What the exercise asks → Return each line of the listing below, unchanged, and omit the images.

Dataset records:
▽
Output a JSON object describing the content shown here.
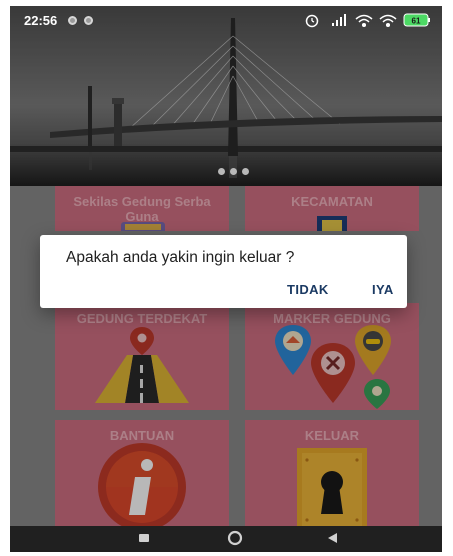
{
  "status_bar": {
    "time": "22:56",
    "battery": "61"
  },
  "banner": {
    "pager_dots": 3
  },
  "tiles": [
    {
      "title": "Sekilas Gedung Serba\nGuna",
      "icon": "building-icon"
    },
    {
      "title": "KECAMATAN",
      "icon": "map-icon"
    },
    {
      "title": "GEDUNG TERDEKAT",
      "icon": "road-pin-icon"
    },
    {
      "title": "MARKER GEDUNG",
      "icon": "markers-icon"
    },
    {
      "title": "BANTUAN",
      "icon": "info-icon"
    },
    {
      "title": "KELUAR",
      "icon": "keyhole-door-icon"
    }
  ],
  "dialog": {
    "message": "Apakah anda yakin ingin keluar ?",
    "negative_label": "TIDAK",
    "positive_label": "IYA"
  },
  "nav_bar": {
    "icons": [
      "recents-icon",
      "home-icon",
      "back-icon"
    ]
  },
  "colors": {
    "tile": "#d07083",
    "tile_title": "#efb0bc",
    "dialog_button": "#1b3a63"
  }
}
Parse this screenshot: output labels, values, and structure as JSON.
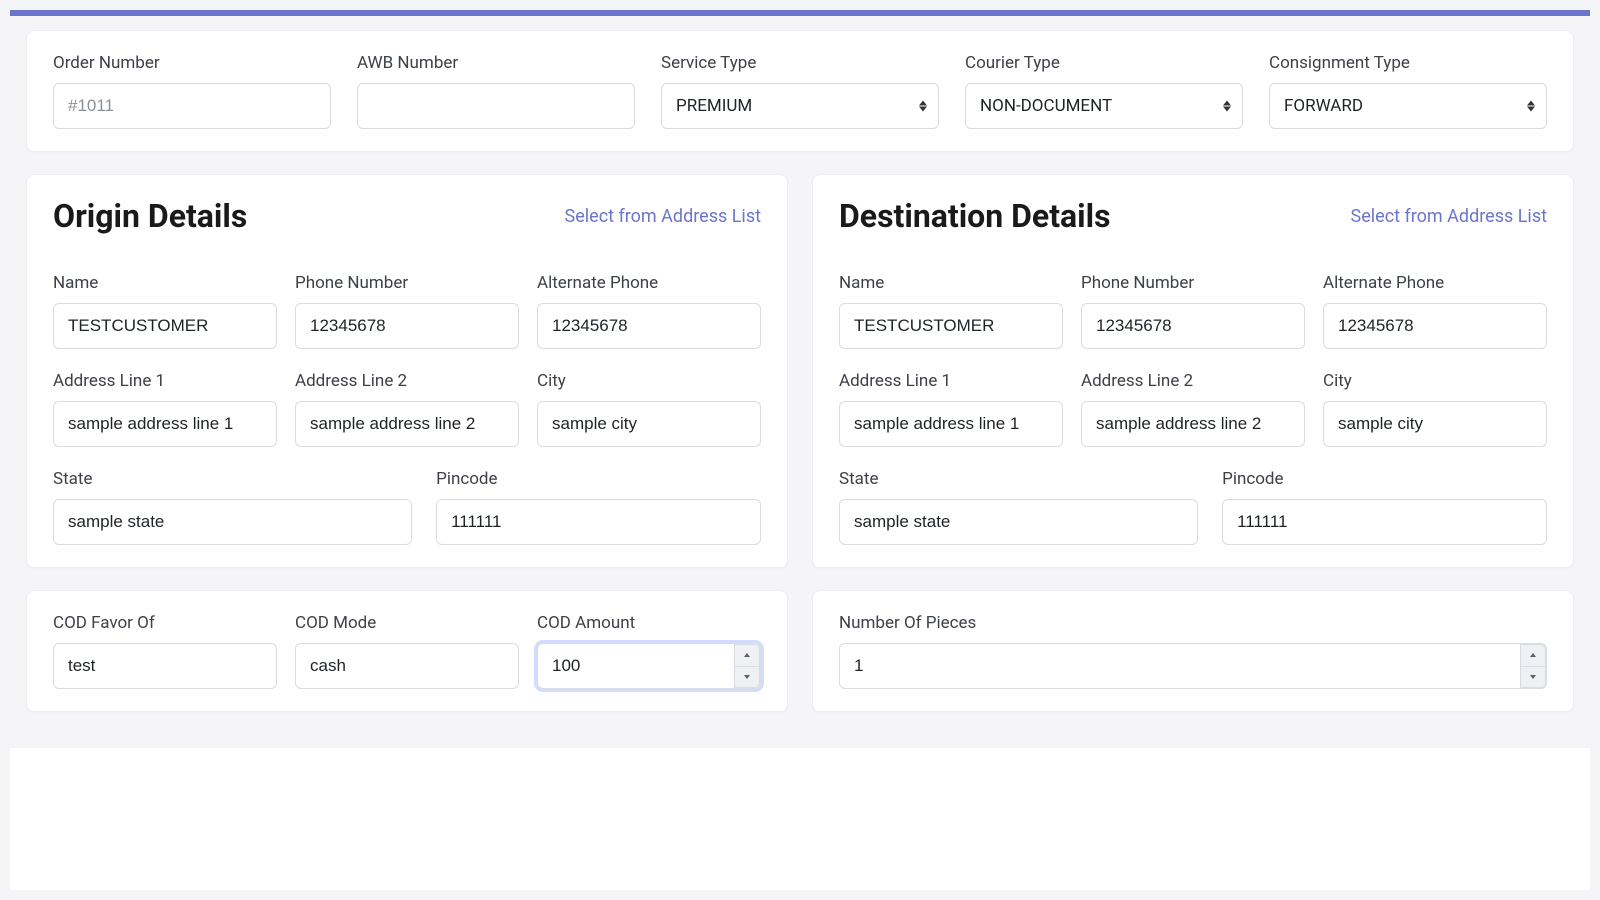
{
  "order": {
    "order_number_label": "Order Number",
    "order_number_placeholder": "#1011",
    "order_number_value": "",
    "awb_number_label": "AWB Number",
    "awb_number_value": "",
    "service_type_label": "Service Type",
    "service_type_value": "PREMIUM",
    "courier_type_label": "Courier Type",
    "courier_type_value": "NON-DOCUMENT",
    "consignment_type_label": "Consignment Type",
    "consignment_type_value": "FORWARD"
  },
  "origin": {
    "title": "Origin Details",
    "address_list_link": "Select from Address List",
    "name_label": "Name",
    "name_value": "TESTCUSTOMER",
    "phone_label": "Phone Number",
    "phone_value": "12345678",
    "alt_phone_label": "Alternate Phone",
    "alt_phone_value": "12345678",
    "addr1_label": "Address Line 1",
    "addr1_value": "sample address line 1",
    "addr2_label": "Address Line 2",
    "addr2_value": "sample address line 2",
    "city_label": "City",
    "city_value": "sample city",
    "state_label": "State",
    "state_value": "sample state",
    "pincode_label": "Pincode",
    "pincode_value": "111111"
  },
  "destination": {
    "title": "Destination Details",
    "address_list_link": "Select from Address List",
    "name_label": "Name",
    "name_value": "TESTCUSTOMER",
    "phone_label": "Phone Number",
    "phone_value": "12345678",
    "alt_phone_label": "Alternate Phone",
    "alt_phone_value": "12345678",
    "addr1_label": "Address Line 1",
    "addr1_value": "sample address line 1",
    "addr2_label": "Address Line 2",
    "addr2_value": "sample address line 2",
    "city_label": "City",
    "city_value": "sample city",
    "state_label": "State",
    "state_value": "sample state",
    "pincode_label": "Pincode",
    "pincode_value": "111111"
  },
  "cod": {
    "favor_label": "COD Favor Of",
    "favor_value": "test",
    "mode_label": "COD Mode",
    "mode_value": "cash",
    "amount_label": "COD Amount",
    "amount_value": "100"
  },
  "pieces": {
    "label": "Number Of Pieces",
    "value": "1"
  }
}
△
Solution to the problem →
Output a JSON object describing the content shown here.
{
  "status_bar": {
    "time": "22:56",
    "battery": "61"
  },
  "banner": {
    "pager_dots": 3
  },
  "tiles": [
    {
      "title": "Sekilas Gedung Serba\nGuna",
      "icon": "building-icon"
    },
    {
      "title": "KECAMATAN",
      "icon": "map-icon"
    },
    {
      "title": "GEDUNG TERDEKAT",
      "icon": "road-pin-icon"
    },
    {
      "title": "MARKER GEDUNG",
      "icon": "markers-icon"
    },
    {
      "title": "BANTUAN",
      "icon": "info-icon"
    },
    {
      "title": "KELUAR",
      "icon": "keyhole-door-icon"
    }
  ],
  "dialog": {
    "message": "Apakah anda yakin ingin keluar ?",
    "negative_label": "TIDAK",
    "positive_label": "IYA"
  },
  "nav_bar": {
    "icons": [
      "recents-icon",
      "home-icon",
      "back-icon"
    ]
  },
  "colors": {
    "tile": "#d07083",
    "tile_title": "#efb0bc",
    "dialog_button": "#1b3a63"
  }
}
Parse this screenshot: output labels, values, and structure as JSON.
{
  "order": {
    "order_number_label": "Order Number",
    "order_number_placeholder": "#1011",
    "order_number_value": "",
    "awb_number_label": "AWB Number",
    "awb_number_value": "",
    "service_type_label": "Service Type",
    "service_type_value": "PREMIUM",
    "courier_type_label": "Courier Type",
    "courier_type_value": "NON-DOCUMENT",
    "consignment_type_label": "Consignment Type",
    "consignment_type_value": "FORWARD"
  },
  "origin": {
    "title": "Origin Details",
    "address_list_link": "Select from Address List",
    "name_label": "Name",
    "name_value": "TESTCUSTOMER",
    "phone_label": "Phone Number",
    "phone_value": "12345678",
    "alt_phone_label": "Alternate Phone",
    "alt_phone_value": "12345678",
    "addr1_label": "Address Line 1",
    "addr1_value": "sample address line 1",
    "addr2_label": "Address Line 2",
    "addr2_value": "sample address line 2",
    "city_label": "City",
    "city_value": "sample city",
    "state_label": "State",
    "state_value": "sample state",
    "pincode_label": "Pincode",
    "pincode_value": "111111"
  },
  "destination": {
    "title": "Destination Details",
    "address_list_link": "Select from Address List",
    "name_label": "Name",
    "name_value": "TESTCUSTOMER",
    "phone_label": "Phone Number",
    "phone_value": "12345678",
    "alt_phone_label": "Alternate Phone",
    "alt_phone_value": "12345678",
    "addr1_label": "Address Line 1",
    "addr1_value": "sample address line 1",
    "addr2_label": "Address Line 2",
    "addr2_value": "sample address line 2",
    "city_label": "City",
    "city_value": "sample city",
    "state_label": "State",
    "state_value": "sample state",
    "pincode_label": "Pincode",
    "pincode_value": "111111"
  },
  "cod": {
    "favor_label": "COD Favor Of",
    "favor_value": "test",
    "mode_label": "COD Mode",
    "mode_value": "cash",
    "amount_label": "COD Amount",
    "amount_value": "100"
  },
  "pieces": {
    "label": "Number Of Pieces",
    "value": "1"
  }
}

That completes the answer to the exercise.